— Work to do —
Of all the lines in the data below, how many contain "Nadmorska"? Report that number alone.

◇ ◇ ◇ ◇ ◇ ◇ ◇

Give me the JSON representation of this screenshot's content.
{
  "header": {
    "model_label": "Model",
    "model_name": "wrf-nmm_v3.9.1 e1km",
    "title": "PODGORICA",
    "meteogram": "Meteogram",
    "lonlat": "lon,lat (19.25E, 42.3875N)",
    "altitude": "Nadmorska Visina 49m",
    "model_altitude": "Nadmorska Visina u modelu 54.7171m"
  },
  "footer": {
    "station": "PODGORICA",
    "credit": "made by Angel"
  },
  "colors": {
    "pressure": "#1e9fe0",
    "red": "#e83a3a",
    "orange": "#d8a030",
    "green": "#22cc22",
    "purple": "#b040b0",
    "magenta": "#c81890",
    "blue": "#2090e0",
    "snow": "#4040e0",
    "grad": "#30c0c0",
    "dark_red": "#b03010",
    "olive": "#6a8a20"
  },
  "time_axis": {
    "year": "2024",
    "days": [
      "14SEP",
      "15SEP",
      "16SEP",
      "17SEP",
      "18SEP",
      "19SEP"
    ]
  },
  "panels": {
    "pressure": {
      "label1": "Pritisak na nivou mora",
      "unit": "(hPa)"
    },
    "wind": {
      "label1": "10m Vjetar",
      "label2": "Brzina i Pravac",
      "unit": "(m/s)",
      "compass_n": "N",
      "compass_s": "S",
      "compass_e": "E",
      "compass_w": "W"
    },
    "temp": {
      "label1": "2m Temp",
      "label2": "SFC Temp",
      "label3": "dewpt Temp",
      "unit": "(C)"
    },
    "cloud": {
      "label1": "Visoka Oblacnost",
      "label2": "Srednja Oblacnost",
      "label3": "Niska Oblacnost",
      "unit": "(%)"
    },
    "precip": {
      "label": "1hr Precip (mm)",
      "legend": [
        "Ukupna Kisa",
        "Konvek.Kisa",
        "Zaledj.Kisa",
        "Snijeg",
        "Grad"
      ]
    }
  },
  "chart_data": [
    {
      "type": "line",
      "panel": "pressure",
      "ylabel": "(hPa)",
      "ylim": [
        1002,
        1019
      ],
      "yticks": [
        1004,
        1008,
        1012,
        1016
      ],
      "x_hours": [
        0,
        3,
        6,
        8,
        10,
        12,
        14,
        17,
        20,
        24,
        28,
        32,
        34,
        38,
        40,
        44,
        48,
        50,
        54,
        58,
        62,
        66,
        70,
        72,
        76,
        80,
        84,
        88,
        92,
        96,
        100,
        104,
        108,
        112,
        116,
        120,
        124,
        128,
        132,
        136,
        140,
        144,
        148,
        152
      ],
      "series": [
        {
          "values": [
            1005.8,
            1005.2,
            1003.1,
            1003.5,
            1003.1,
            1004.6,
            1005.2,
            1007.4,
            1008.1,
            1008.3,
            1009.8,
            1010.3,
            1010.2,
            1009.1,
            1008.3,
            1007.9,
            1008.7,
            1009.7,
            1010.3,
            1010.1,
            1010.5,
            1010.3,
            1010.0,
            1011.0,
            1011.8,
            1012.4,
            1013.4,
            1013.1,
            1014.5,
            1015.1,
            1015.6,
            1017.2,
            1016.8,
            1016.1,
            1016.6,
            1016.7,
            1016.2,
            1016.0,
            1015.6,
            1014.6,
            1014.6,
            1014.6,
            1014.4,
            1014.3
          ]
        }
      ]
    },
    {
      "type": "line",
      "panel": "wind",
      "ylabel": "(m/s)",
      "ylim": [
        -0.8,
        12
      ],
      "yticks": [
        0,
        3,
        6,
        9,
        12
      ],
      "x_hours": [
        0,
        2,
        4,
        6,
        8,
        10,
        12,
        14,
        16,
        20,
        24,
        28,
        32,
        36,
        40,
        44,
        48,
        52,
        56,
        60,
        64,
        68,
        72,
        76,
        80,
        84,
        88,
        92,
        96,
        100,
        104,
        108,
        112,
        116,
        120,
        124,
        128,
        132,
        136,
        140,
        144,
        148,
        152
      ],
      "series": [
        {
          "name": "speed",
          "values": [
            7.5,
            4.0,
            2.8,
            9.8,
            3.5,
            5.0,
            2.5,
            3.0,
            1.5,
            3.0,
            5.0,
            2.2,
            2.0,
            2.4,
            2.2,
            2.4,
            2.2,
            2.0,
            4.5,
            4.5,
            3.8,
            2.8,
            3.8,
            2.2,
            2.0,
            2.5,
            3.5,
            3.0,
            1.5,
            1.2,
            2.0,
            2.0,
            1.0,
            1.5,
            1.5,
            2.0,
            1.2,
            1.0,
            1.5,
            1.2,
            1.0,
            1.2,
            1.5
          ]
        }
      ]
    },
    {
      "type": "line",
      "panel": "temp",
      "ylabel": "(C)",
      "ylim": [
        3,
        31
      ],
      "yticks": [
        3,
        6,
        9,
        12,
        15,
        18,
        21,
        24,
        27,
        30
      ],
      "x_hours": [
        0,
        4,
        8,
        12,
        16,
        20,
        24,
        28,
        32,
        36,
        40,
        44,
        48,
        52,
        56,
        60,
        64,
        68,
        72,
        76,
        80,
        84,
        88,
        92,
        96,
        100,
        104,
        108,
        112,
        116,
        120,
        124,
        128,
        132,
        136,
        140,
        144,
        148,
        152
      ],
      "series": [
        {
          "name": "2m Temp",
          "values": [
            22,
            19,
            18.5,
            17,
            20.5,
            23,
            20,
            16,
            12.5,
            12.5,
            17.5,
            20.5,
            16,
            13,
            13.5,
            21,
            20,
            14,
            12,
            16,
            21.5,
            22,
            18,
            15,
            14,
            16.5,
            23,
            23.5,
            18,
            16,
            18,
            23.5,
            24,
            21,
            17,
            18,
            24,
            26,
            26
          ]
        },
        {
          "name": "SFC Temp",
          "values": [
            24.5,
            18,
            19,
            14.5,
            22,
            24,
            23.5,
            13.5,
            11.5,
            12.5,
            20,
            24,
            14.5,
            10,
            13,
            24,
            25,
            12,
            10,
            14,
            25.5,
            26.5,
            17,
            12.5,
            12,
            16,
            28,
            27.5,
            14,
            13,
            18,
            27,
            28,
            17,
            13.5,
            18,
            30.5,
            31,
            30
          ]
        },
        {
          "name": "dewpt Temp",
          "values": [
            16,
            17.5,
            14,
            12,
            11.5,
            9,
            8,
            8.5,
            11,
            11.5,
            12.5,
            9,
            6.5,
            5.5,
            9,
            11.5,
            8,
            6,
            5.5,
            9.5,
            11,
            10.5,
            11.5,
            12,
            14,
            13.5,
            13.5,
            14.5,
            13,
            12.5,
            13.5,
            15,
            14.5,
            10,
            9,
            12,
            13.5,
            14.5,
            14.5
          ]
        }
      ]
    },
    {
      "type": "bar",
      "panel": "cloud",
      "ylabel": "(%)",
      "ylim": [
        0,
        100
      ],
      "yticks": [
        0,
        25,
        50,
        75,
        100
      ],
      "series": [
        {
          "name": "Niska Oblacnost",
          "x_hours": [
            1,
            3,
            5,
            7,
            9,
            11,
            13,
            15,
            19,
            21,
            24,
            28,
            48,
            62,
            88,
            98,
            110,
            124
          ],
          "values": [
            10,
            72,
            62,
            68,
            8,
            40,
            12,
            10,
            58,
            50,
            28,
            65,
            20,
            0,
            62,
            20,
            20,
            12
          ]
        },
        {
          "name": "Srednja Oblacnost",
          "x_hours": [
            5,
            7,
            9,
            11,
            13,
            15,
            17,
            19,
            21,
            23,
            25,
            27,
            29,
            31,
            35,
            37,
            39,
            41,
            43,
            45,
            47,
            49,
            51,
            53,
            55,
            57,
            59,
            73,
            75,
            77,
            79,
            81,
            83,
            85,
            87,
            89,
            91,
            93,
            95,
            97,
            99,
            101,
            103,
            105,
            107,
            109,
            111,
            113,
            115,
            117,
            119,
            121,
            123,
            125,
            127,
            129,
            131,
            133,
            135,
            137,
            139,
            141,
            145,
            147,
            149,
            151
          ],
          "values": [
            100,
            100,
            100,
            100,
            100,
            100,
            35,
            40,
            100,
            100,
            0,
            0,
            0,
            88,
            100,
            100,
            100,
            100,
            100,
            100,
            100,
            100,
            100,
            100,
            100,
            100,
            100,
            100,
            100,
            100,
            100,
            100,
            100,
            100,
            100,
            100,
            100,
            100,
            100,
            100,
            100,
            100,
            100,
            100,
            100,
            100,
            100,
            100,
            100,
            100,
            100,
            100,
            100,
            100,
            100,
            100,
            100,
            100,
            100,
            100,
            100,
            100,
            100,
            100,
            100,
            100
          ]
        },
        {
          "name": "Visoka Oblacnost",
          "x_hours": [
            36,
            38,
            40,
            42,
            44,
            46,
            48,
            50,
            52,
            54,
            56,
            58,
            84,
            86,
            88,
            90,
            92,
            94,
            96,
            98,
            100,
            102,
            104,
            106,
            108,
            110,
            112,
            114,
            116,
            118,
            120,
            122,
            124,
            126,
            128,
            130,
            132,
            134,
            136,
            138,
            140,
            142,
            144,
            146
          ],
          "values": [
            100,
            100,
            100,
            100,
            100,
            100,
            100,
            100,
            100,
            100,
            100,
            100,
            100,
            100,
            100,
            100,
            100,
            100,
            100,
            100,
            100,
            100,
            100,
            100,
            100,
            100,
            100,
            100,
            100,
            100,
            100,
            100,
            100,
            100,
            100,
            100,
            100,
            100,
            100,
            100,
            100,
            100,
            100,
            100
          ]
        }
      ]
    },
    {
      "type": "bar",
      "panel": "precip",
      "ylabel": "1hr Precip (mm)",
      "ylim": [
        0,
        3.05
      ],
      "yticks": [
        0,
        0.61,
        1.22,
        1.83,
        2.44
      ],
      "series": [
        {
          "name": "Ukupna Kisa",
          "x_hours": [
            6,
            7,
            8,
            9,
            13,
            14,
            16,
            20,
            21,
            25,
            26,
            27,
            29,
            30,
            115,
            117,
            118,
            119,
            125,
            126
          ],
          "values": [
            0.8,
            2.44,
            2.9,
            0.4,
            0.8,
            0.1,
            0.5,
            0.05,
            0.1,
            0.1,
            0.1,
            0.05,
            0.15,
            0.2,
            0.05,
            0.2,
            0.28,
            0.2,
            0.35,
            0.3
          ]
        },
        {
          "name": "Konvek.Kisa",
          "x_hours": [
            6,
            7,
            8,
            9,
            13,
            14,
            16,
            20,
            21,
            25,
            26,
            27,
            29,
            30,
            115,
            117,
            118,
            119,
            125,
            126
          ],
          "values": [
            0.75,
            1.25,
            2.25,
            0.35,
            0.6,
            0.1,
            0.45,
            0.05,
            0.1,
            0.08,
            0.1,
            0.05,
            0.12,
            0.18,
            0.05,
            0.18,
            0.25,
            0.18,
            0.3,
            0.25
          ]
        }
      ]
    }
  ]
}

◇ ◇ ◇ ◇ ◇ ◇ ◇

— Correct answer —
2